Last week, the Migiziiwazison Sacred Fire Camp, located on Treaty 1 Territory (Winnipeg, Manitoba), hosted a community potluck and sharing circle. Camp founders, organizers, firekeepers, and supporters came together to celebrate community and resilience. For over ten months, Migiziiwazison has been nurturing a safe space to honour the children who died in Canada’s residential school system. This healing camp has been a support to residential school survivors and a place for Indigenous youth to reclaim their culture, traditions, and identity.
As several dozen people gathered to share food together, they also shared their hopes and dreams for the camp in the coming months. There are plans to create a garden on-site to grow vegetables and medicines. The leaders of Migiziiwazison intend to host weekly sharing circles throughout the summer to involve as many community members as possible.
Here, on the grounds of the Manitoba Legislative Building, a small but significant Land Back movement is taking place. Indigenous and 2-Spirit youth are leading by example, facilitating land-based healing practices for the benefit of their community. Migiziiwazison is also a daily reminder to the provincial and federal governments of their responsibility to search all former residential school sites for unmarked graves.

→ Data extracts:
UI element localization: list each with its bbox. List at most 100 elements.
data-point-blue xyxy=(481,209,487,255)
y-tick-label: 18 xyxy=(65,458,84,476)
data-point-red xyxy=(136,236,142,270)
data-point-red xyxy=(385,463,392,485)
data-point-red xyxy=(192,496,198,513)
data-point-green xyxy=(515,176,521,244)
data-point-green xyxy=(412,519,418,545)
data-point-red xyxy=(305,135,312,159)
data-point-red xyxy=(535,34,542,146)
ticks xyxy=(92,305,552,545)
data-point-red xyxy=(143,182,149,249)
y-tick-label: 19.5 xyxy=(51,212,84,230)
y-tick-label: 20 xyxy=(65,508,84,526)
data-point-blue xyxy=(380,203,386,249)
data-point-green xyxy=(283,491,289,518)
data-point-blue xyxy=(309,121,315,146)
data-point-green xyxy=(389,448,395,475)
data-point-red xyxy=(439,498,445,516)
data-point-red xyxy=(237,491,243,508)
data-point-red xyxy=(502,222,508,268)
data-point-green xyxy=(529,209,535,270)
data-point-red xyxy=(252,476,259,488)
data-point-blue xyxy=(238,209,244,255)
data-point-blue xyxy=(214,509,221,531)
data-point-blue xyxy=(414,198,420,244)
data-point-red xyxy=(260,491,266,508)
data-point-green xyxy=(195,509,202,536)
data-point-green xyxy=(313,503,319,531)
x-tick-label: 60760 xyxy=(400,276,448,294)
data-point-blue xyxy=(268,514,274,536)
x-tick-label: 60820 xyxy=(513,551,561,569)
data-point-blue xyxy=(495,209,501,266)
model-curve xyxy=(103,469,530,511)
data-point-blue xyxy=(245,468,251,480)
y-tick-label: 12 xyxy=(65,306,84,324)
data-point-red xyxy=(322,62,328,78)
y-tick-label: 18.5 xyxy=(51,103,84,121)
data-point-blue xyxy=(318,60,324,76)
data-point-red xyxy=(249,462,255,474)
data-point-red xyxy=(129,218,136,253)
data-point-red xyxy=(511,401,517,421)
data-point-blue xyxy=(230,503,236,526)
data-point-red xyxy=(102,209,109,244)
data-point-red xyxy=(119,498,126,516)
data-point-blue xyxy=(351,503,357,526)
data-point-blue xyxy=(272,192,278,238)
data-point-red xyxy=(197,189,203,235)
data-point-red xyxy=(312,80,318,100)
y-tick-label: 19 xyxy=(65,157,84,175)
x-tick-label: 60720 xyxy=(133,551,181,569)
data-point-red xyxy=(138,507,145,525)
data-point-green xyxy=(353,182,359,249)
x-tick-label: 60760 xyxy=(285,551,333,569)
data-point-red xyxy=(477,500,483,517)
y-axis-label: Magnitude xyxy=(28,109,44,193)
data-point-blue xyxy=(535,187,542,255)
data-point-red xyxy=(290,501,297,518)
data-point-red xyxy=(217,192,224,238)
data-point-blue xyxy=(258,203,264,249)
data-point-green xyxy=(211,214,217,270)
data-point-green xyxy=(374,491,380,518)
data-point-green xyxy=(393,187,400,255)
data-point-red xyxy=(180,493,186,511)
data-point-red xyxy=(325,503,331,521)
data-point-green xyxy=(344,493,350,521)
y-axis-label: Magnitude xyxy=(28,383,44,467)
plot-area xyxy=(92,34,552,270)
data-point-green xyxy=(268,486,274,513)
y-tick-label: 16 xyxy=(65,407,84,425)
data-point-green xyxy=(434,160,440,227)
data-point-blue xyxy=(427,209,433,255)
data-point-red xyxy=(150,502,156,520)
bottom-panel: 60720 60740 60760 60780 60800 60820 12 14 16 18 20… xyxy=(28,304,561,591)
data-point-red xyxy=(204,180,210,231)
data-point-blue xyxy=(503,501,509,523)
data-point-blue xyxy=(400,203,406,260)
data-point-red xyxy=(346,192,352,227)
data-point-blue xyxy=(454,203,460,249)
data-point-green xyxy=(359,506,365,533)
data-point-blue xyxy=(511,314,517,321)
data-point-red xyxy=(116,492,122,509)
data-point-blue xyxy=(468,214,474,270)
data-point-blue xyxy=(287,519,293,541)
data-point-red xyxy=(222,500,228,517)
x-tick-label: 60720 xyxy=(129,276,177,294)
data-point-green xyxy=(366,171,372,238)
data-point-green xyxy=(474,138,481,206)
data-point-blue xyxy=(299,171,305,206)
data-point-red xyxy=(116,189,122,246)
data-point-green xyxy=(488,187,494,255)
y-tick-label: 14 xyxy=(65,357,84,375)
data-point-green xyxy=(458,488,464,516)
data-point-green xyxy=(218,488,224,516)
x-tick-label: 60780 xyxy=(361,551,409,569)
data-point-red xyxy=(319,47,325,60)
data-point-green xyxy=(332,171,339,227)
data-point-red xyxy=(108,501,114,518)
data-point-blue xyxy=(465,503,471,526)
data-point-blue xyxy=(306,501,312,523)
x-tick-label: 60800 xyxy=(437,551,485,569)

→ Required work:
• A. Please rewrite the stretch of the Migiziiwazison camp piece from "Here, on the" through "for unmarked graves.", substituting "Manitoba Legislature" for "Manitoba Legislative Building".
• B. Continue the Migiziiwazison camp piece beyond its final sentence.

→ Expected results:
• A.
Here, on the grounds of the Manitoba Legislature, a small but significant Land Back movement is taking place. Indigenous and 2-Spirit youth are leading by example, facilitating land-based healing practices for the benefit of their community. Migiziiwazison is also a daily reminder to the provincial and federal governments of their responsibility to search all former residential school sites for unmarked graves.

• B.
Instead of heeding this reminder, the provincial government recently introduced the Legislative Security Amendment Act. This bill proposes that the provincial cabinet set down a list of prohibited activities on the Legislative grounds. Security officers would have the power to evict and hand out fines to people who engage in these activities. A chief legislative security officer would be appointed, and security officers could be armed. Justice Minister Kelvin Goertzen has indicated that the establishment of permanent structures and encampments on the Legislative grounds should be among the activities prohibited.
Pray that Manitoba’s politicians, elected leaders, and policymakers will respect the Sacred Fire. Pray for the firekeepers at Migiziiwazison who tend to this healing space and for the Indigenous youth who continue to fan the flames of justice.